**Instructions to follow**. Reproduce all the lines exactly as they stand, apart from the pictures.

**Stored rows**.
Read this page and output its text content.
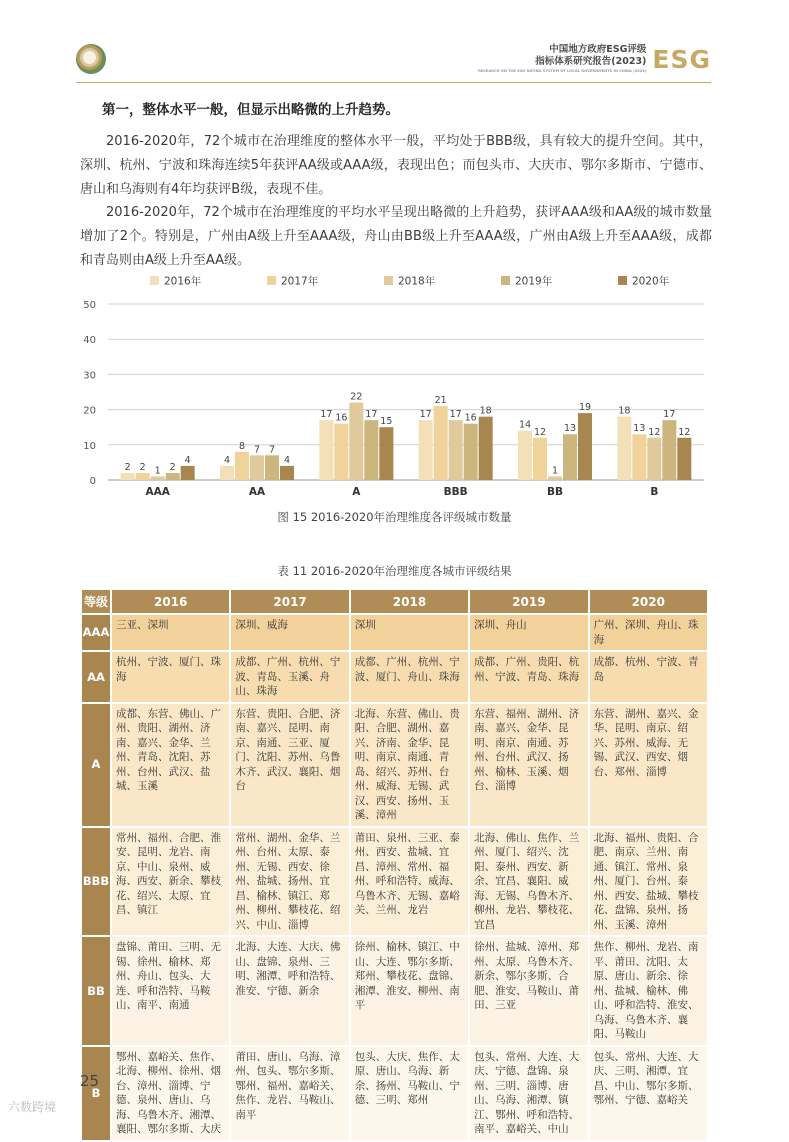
中国地方政府ESG评级
指标体系研究报告(2023)
RESEARCH ON THE ESG RATING SYSTEM OF LOCAL GOVERNMENTS IN CHINA (2023) ESG
第一，整体水平一般，但显示出略微的上升趋势。
2016-2020年，72个城市在治理维度的整体水平一般，平均处于BBB级，具有较大的提升空间。其中，深圳、杭州、宁波和珠海连续5年获评AA级或AAA级，表现出色；而包头市、大庆市、鄂尔多斯市、宁德市、唐山和乌海则有4年均获评B级，表现不佳。
2016-2020年，72个城市在治理维度的平均水平呈现出略微的上升趋势，获评AAA级和AA级的城市数量增加了2个。特别是，广州由A级上升至AAA级，舟山由BB级上升至AAA级，广州由A级上升至AAA级，成都和青岛则由A级上升至AA级。
2016年	2017年	2018年	2019年	2020年
0
10
20
30
40
50
2 2 1 2
4
AAA
4
8 7 7
4
AA
17 16
22
17
15
A
17
21
17 16
18
BBB
14
12
1
13
19
BB
18
13 12
17
12
B
图 15 2016-2020年治理维度各评级城市数量
表 11 2016-2020年治理维度各城市评级结果
等级	2016	2017	2018	2019	2020
AAA	三亚、深圳	深圳、威海	深圳	深圳、舟山	广州、深圳、舟山、珠海
AA	杭州、宁波、厦门、珠海	成都、广州、杭州、宁波、青岛、玉溪、舟山、珠海	成都、广州、杭州、宁波、厦门、舟山、珠海	成都、广州、贵阳、杭州、宁波、青岛、珠海	成都、杭州、宁波、青岛
A	成都、东营、佛山、广州、贵阳、湖州、济南、嘉兴、金华、兰州、青岛、沈阳、苏州、台州、武汉、盐城、玉溪	东营、贵阳、合肥、济南、嘉兴、昆明、南京、南通、三亚、厦门、沈阳、苏州、乌鲁木齐、武汉、襄阳、烟台	北海、东营、佛山、贵阳、合肥、湖州、嘉兴、济南、金华、昆明、南京、南通、青岛、绍兴、苏州、台州、威海、无锡、武汉、西安、扬州、玉溪、漳州	东营、福州、湖州、济南、嘉兴、金华、昆明、南京、南通、苏州、台州、武汉、扬州、榆林、玉溪、烟台、淄博	东营、湖州、嘉兴、金华、昆明、南京、绍兴、苏州、威海、无锡、武汉、西安、烟台、郑州、淄博
BBB	常州、福州、合肥、淮安、昆明、龙岩、南京、中山、泉州、威海、西安、新余、攀枝花、绍兴、太原、宜昌、镇江	常州、湖州、金华、兰州、台州、太原、泰州、无锡、西安、徐州、盐城、扬州、宜昌、榆林、镇江、郑州、柳州、攀枝花、绍兴、中山、淄博	莆田、泉州、三亚、泰州、西安、盐城、宜昌、漳州、常州、福州、呼和浩特、威海、乌鲁木齐、无锡、嘉峪关、兰州、龙岩	北海、佛山、焦作、兰州、厦门、绍兴、沈阳、泰州、西安、新余、宜昌、襄阳、威海、无锡、乌鲁木齐、柳州、龙岩、攀枝花、宜昌	北海、福州、贵阳、合肥、南京、兰州、南通、镇江、常州、泉州、厦门、台州、泰州、西安、盐城、攀枝花、盘锦、泉州、扬州、玉溪、漳州
BB	盘锦、莆田、三明、无锡、徐州、榆林、郑州、舟山、包头、大连、呼和浩特、马鞍山、南平、南通	北海、大连、大庆、佛山、盘锦、泉州、三明、湘潭、呼和浩特、淮安、宁德、新余	徐州、榆林、镇江、中山、大连、鄂尔多斯、郑州、攀枝花、盘锦、湘潭、淮安、柳州、南平	徐州、盐城、漳州、郑州、太原、乌鲁木齐、新余、鄂尔多斯、合肥、淮安、马鞍山、莆田、三亚	焦作、柳州、龙岩、南平、莆田、沈阳、太原、唐山、新余、徐州、盐城、榆林、佛山、呼和浩特、淮安、乌海、乌鲁木齐、襄阳、马鞍山
B	鄂州、嘉峪关、焦作、北海、柳州、徐州、烟台、漳州、淄博、宁德、泉州、唐山、乌海、乌鲁木齐、湘潭、襄阳、鄂尔多斯、大庆	莆田、唐山、乌海、漳州、包头、鄂尔多斯、鄂州、福州、嘉峪关、焦作、龙岩、马鞍山、南平	包头、大庆、焦作、太原、唐山、乌海、新余、扬州、马鞍山、宁德、三明、郑州	包头、常州、大连、大庆、宁德、盘锦、泉州、三明、淄博、唐山、乌海、湘潭、镇江、鄂州、呼和浩特、南平、嘉峪关、中山	包头、常州、大连、大庆、三明、湘潭、宜昌、中山、鄂尔多斯、鄂州、宁德、嘉峪关
25
六数跨境
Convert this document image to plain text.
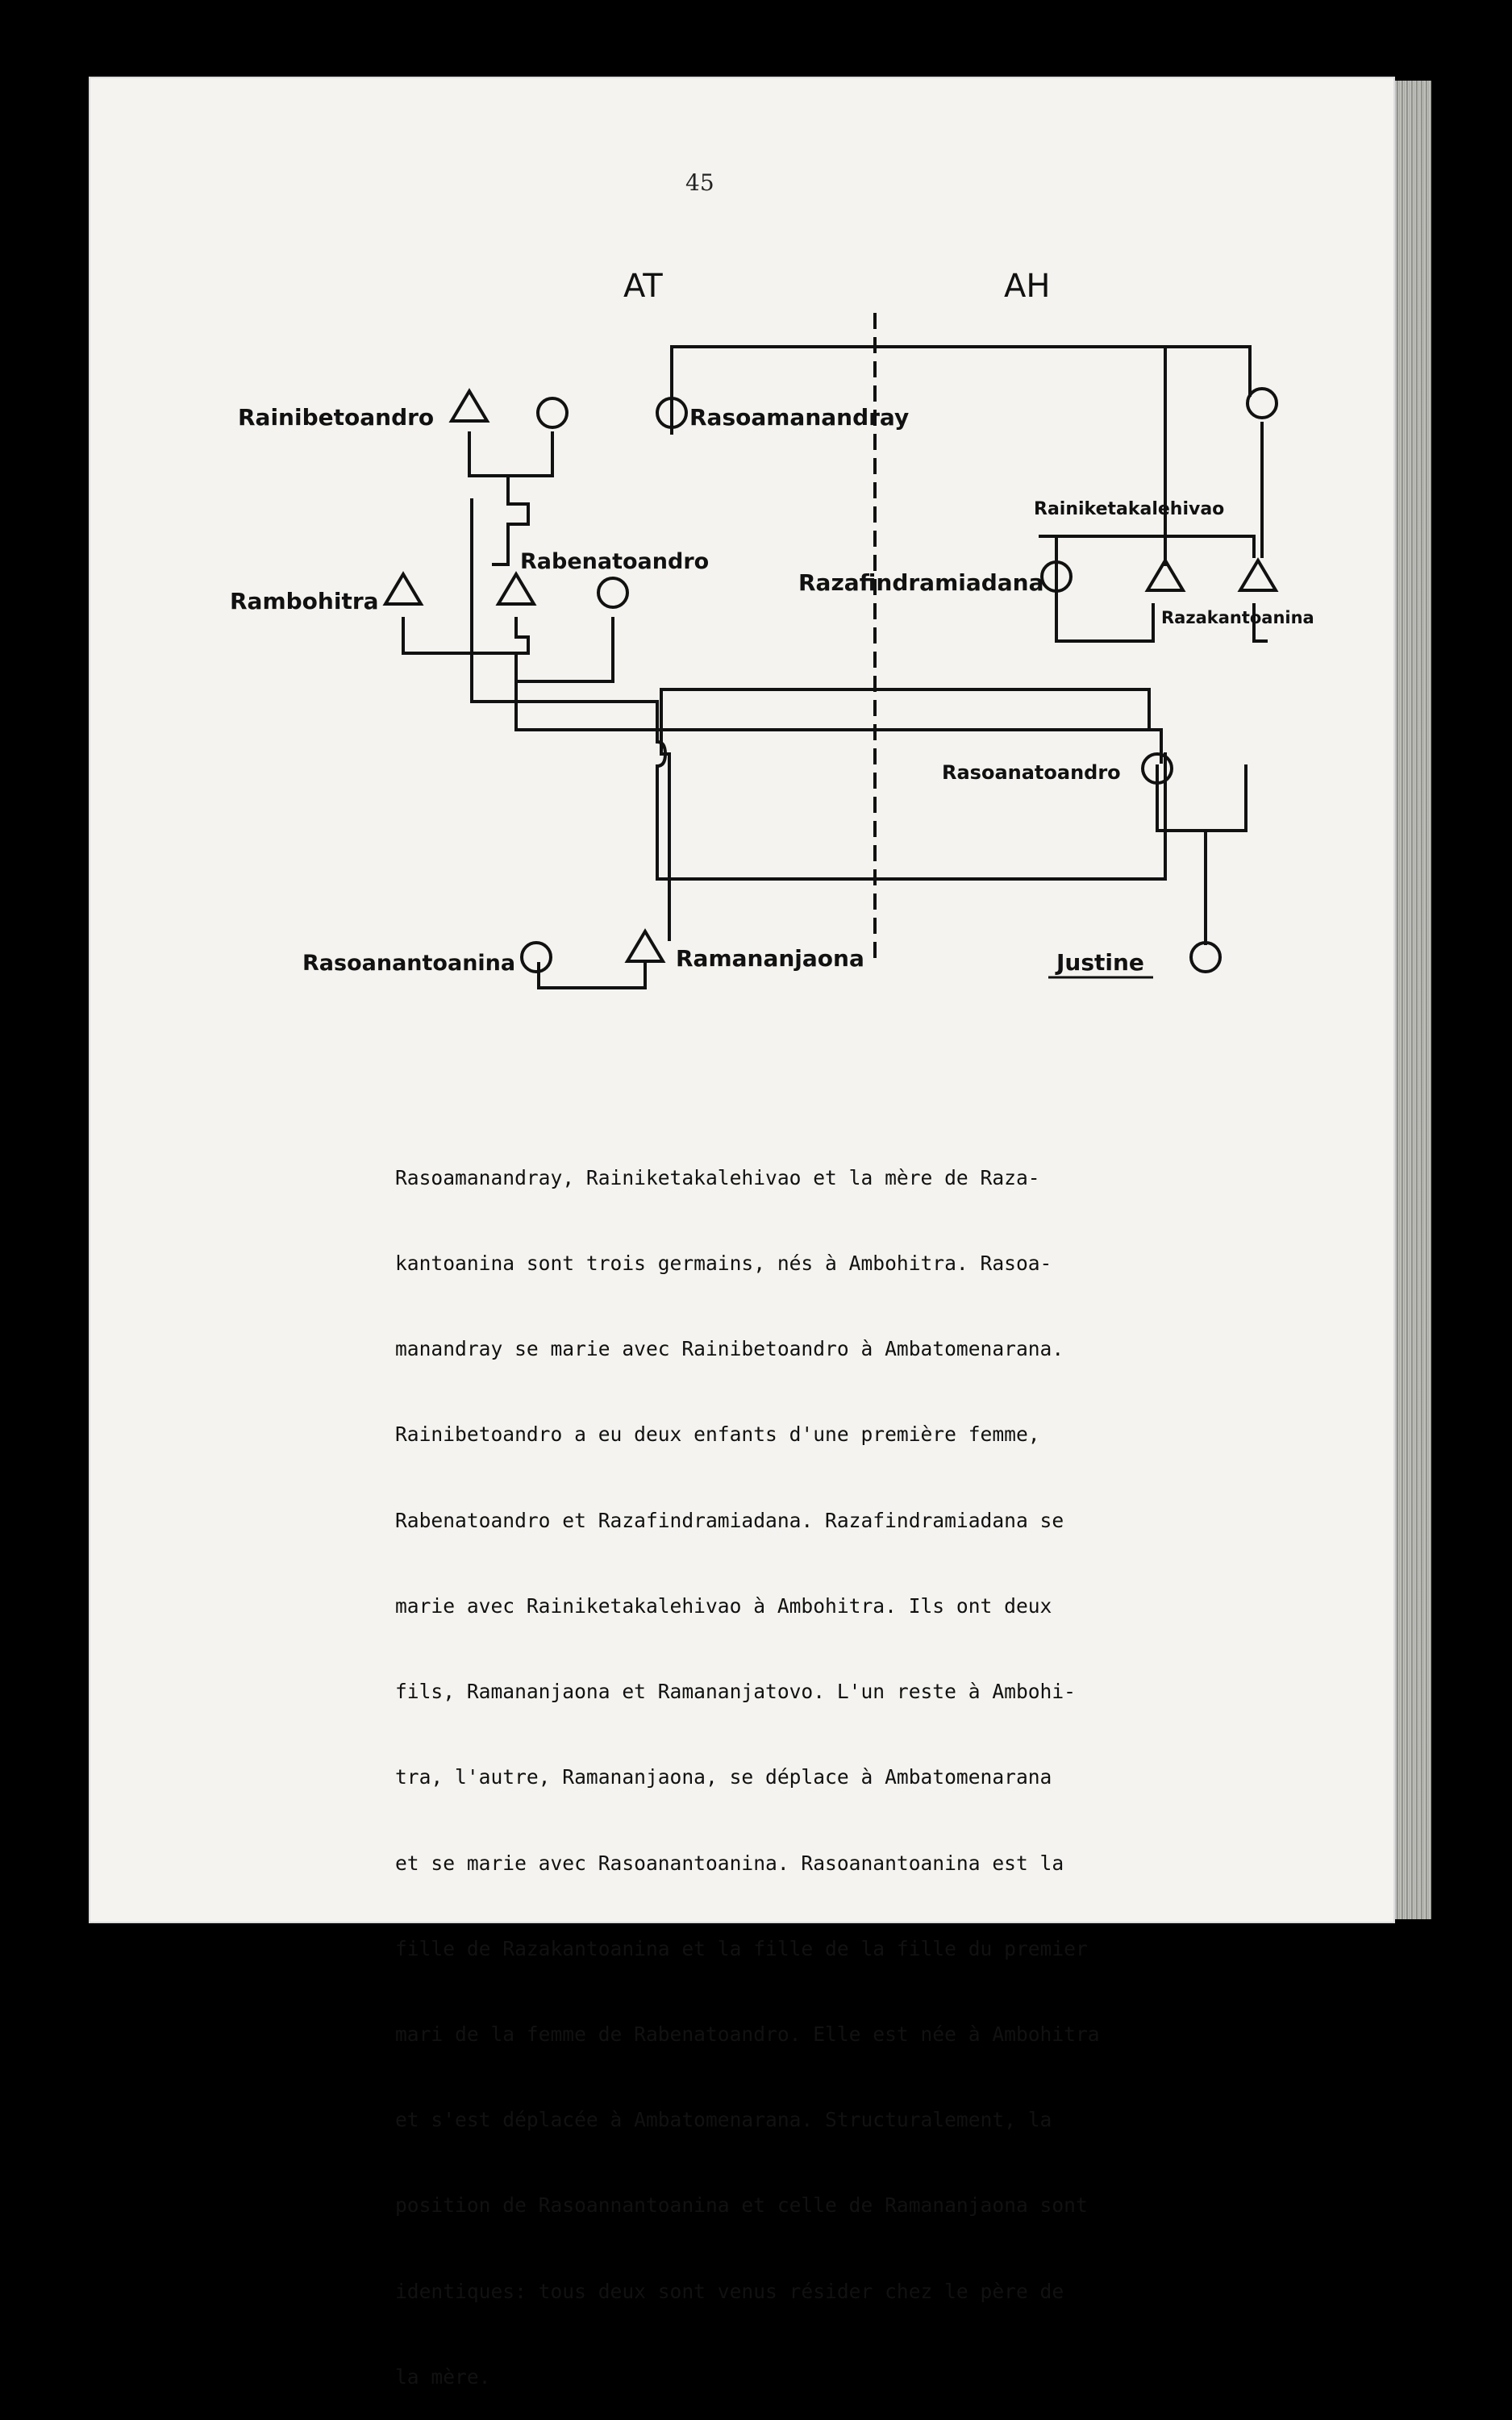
45
AT	AH
Rainibetoandro	Rasoamanandray
Rainiketakalehivao
Rabenatoandro
Rambohitra
Razafindramiadana
Razakantoanina
Rasoanatoandro
Rasoanantoanina	Ramananjaona	Justine

Rasoamanandray, Rainiketakalehivao et la mère de Raza-

kantoanina sont trois germains, nés à Ambohitra. Rasoa-

manandray se marie avec Rainibetoandro à Ambatomenarana.

Rainibetoandro a eu deux enfants d'une première femme,

Rabenatoandro et Razafindramiadana. Razafindramiadana se

marie avec Rainiketakalehivao à Ambohitra. Ils ont deux

fils, Ramananjaona et Ramananjatovo. L'un reste à Ambohi-

tra, l'autre, Ramananjaona, se déplace à Ambatomenarana

et se marie avec Rasoanantoanina. Rasoanantoanina est la

fille de Razakantoanina et la fille de la fille du premier

mari de la femme de Rabenatoandro. Elle est née à Ambohitra

et s'est déplacée à Ambatomenarana. Structuralement, la

position de Rasoannantoanina et celle de Ramananjaona sont

identiques: tous deux sont venus résider chez le père de

la mère.
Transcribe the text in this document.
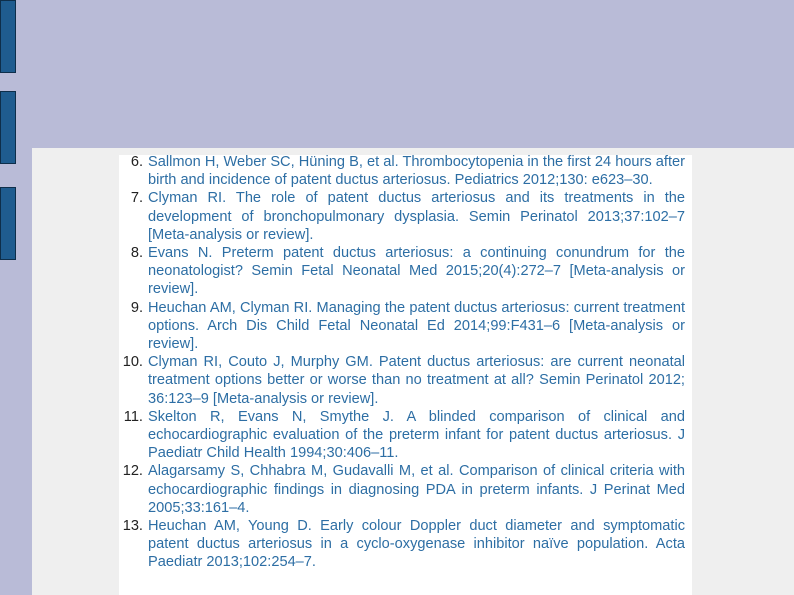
6. Sallmon H, Weber SC, Hüning B, et al. Thrombocytopenia in the first 24 hours after birth and incidence of patent ductus arteriosus. Pediatrics 2012;130: e623–30.
7. Clyman RI. The role of patent ductus arteriosus and its treatments in the development of bronchopulmonary dysplasia. Semin Perinatol 2013;37:102–7 [Meta-analysis or review].
8. Evans N. Preterm patent ductus arteriosus: a continuing conundrum for the neonatologist? Semin Fetal Neonatal Med 2015;20(4):272–7 [Meta-analysis or review].
9. Heuchan AM, Clyman RI. Managing the patent ductus arteriosus: current treatment options. Arch Dis Child Fetal Neonatal Ed 2014;99:F431–6 [Meta-analysis or review].
10. Clyman RI, Couto J, Murphy GM. Patent ductus arteriosus: are current neonatal treatment options better or worse than no treatment at all? Semin Perinatol 2012; 36:123–9 [Meta-analysis or review].
11. Skelton R, Evans N, Smythe J. A blinded comparison of clinical and echocardiographic evaluation of the preterm infant for patent ductus arteriosus. J Paediatr Child Health 1994;30:406–11.
12. Alagarsamy S, Chhabra M, Gudavalli M, et al. Comparison of clinical criteria with echocardiographic findings in diagnosing PDA in preterm infants. J Perinat Med 2005;33:161–4.
13. Heuchan AM, Young D. Early colour Doppler duct diameter and symptomatic patent ductus arteriosus in a cyclo-oxygenase inhibitor naïve population. Acta Paediatr 2013;102:254–7.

**Result for this exercise**.
Read this page and output its text content.
中国地方政府ESG评级
指标体系研究报告(2023)
RESEARCH ON THE ESG RATING SYSTEM OF LOCAL GOVERNMENTS IN CHINA (2023) ESG
第一，整体水平一般，但显示出略微的上升趋势。
2016-2020年，72个城市在治理维度的整体水平一般，平均处于BBB级，具有较大的提升空间。其中，深圳、杭州、宁波和珠海连续5年获评AA级或AAA级，表现出色；而包头市、大庆市、鄂尔多斯市、宁德市、唐山和乌海则有4年均获评B级，表现不佳。
2016-2020年，72个城市在治理维度的平均水平呈现出略微的上升趋势，获评AAA级和AA级的城市数量增加了2个。特别是，广州由A级上升至AAA级，舟山由BB级上升至AAA级，广州由A级上升至AAA级，成都和青岛则由A级上升至AA级。
2016年	2017年	2018年	2019年	2020年
0
10
20
30
40
50
2 2 1 2
4
AAA
4
8 7 7
4
AA
17 16
22
17
15
A
17
21
17 16
18
BBB
14
12
1
13
19
BB
18
13 12
17
12
B
图 15 2016-2020年治理维度各评级城市数量
表 11 2016-2020年治理维度各城市评级结果
等级	2016	2017	2018	2019	2020
AAA	三亚、深圳	深圳、威海	深圳	深圳、舟山	广州、深圳、舟山、珠海
AA	杭州、宁波、厦门、珠海	成都、广州、杭州、宁波、青岛、玉溪、舟山、珠海	成都、广州、杭州、宁波、厦门、舟山、珠海	成都、广州、贵阳、杭州、宁波、青岛、珠海	成都、杭州、宁波、青岛
A	成都、东营、佛山、广州、贵阳、湖州、济南、嘉兴、金华、兰州、青岛、沈阳、苏州、台州、武汉、盐城、玉溪	东营、贵阳、合肥、济南、嘉兴、昆明、南京、南通、三亚、厦门、沈阳、苏州、乌鲁木齐、武汉、襄阳、烟台	北海、东营、佛山、贵阳、合肥、湖州、嘉兴、济南、金华、昆明、南京、南通、青岛、绍兴、苏州、台州、威海、无锡、武汉、西安、扬州、玉溪、漳州	东营、福州、湖州、济南、嘉兴、金华、昆明、南京、南通、苏州、台州、武汉、扬州、榆林、玉溪、烟台、淄博	东营、湖州、嘉兴、金华、昆明、南京、绍兴、苏州、威海、无锡、武汉、西安、烟台、郑州、淄博
BBB	常州、福州、合肥、淮安、昆明、龙岩、南京、中山、泉州、威海、西安、新余、攀枝花、绍兴、太原、宜昌、镇江	常州、湖州、金华、兰州、台州、太原、泰州、无锡、西安、徐州、盐城、扬州、宜昌、榆林、镇江、郑州、柳州、攀枝花、绍兴、中山、淄博	莆田、泉州、三亚、泰州、西安、盐城、宜昌、漳州、常州、福州、呼和浩特、威海、乌鲁木齐、无锡、嘉峪关、兰州、龙岩	北海、佛山、焦作、兰州、厦门、绍兴、沈阳、泰州、西安、新余、宜昌、襄阳、威海、无锡、乌鲁木齐、柳州、龙岩、攀枝花、宜昌	北海、福州、贵阳、合肥、南京、兰州、南通、镇江、常州、泉州、厦门、台州、泰州、西安、盐城、攀枝花、盘锦、泉州、扬州、玉溪、漳州
BB	盘锦、莆田、三明、无锡、徐州、榆林、郑州、舟山、包头、大连、呼和浩特、马鞍山、南平、南通	北海、大连、大庆、佛山、盘锦、泉州、三明、湘潭、呼和浩特、淮安、宁德、新余	徐州、榆林、镇江、中山、大连、鄂尔多斯、郑州、攀枝花、盘锦、湘潭、淮安、柳州、南平	徐州、盐城、漳州、郑州、太原、乌鲁木齐、新余、鄂尔多斯、合肥、淮安、马鞍山、莆田、三亚	焦作、柳州、龙岩、南平、莆田、沈阳、太原、唐山、新余、徐州、盐城、榆林、佛山、呼和浩特、淮安、乌海、乌鲁木齐、襄阳、马鞍山
B	鄂州、嘉峪关、焦作、北海、柳州、徐州、烟台、漳州、淄博、宁德、泉州、唐山、乌海、乌鲁木齐、湘潭、襄阳、鄂尔多斯、大庆	莆田、唐山、乌海、漳州、包头、鄂尔多斯、鄂州、福州、嘉峪关、焦作、龙岩、马鞍山、南平	包头、大庆、焦作、太原、唐山、乌海、新余、扬州、马鞍山、宁德、三明、郑州	包头、常州、大连、大庆、宁德、盘锦、泉州、三明、淄博、唐山、乌海、湘潭、镇江、鄂州、呼和浩特、南平、嘉峪关、中山	包头、常州、大连、大庆、三明、湘潭、宜昌、中山、鄂尔多斯、鄂州、宁德、嘉峪关
25
六数跨境
Convert this document image to plain text.
45
AT	AH
Rainibetoandro	Rasoamanandray
Rainiketakalehivao
Rabenatoandro
Rambohitra
Razafindramiadana
Razakantoanina
Rasoanatoandro
Rasoanantoanina	Ramananjaona	Justine

Rasoamanandray, Rainiketakalehivao et la mère de Raza-

kantoanina sont trois germains, nés à Ambohitra. Rasoa-

manandray se marie avec Rainibetoandro à Ambatomenarana.

Rainibetoandro a eu deux enfants d'une première femme,

Rabenatoandro et Razafindramiadana. Razafindramiadana se

marie avec Rainiketakalehivao à Ambohitra. Ils ont deux

fils, Ramananjaona et Ramananjatovo. L'un reste à Ambohi-

tra, l'autre, Ramananjaona, se déplace à Ambatomenarana

et se marie avec Rasoanantoanina. Rasoanantoanina est la

fille de Razakantoanina et la fille de la fille du premier

mari de la femme de Rabenatoandro. Elle est née à Ambohitra

et s'est déplacée à Ambatomenarana. Structuralement, la

position de Rasoannantoanina et celle de Ramananjaona sont

identiques: tous deux sont venus résider chez le père de

la mère.
Transcribe the text in this document.
6. Sallmon H, Weber SC, Hüning B, et al. Thrombocytopenia in the first 24 hours after birth and incidence of patent ductus arteriosus. Pediatrics 2012;130: e623–30.
7. Clyman RI. The role of patent ductus arteriosus and its treatments in the development of bronchopulmonary dysplasia. Semin Perinatol 2013;37:102–7 [Meta-analysis or review].
8. Evans N. Preterm patent ductus arteriosus: a continuing conundrum for the neonatologist? Semin Fetal Neonatal Med 2015;20(4):272–7 [Meta-analysis or review].
9. Heuchan AM, Clyman RI. Managing the patent ductus arteriosus: current treatment options. Arch Dis Child Fetal Neonatal Ed 2014;99:F431–6 [Meta-analysis or review].
10. Clyman RI, Couto J, Murphy GM. Patent ductus arteriosus: are current neonatal treatment options better or worse than no treatment at all? Semin Perinatol 2012; 36:123–9 [Meta-analysis or review].
11. Skelton R, Evans N, Smythe J. A blinded comparison of clinical and echocardiographic evaluation of the preterm infant for patent ductus arteriosus. J Paediatr Child Health 1994;30:406–11.
12. Alagarsamy S, Chhabra M, Gudavalli M, et al. Comparison of clinical criteria with echocardiographic findings in diagnosing PDA in preterm infants. J Perinat Med 2005;33:161–4.
13. Heuchan AM, Young D. Early colour Doppler duct diameter and symptomatic patent ductus arteriosus in a cyclo-oxygenase inhibitor naïve population. Acta Paediatr 2013;102:254–7.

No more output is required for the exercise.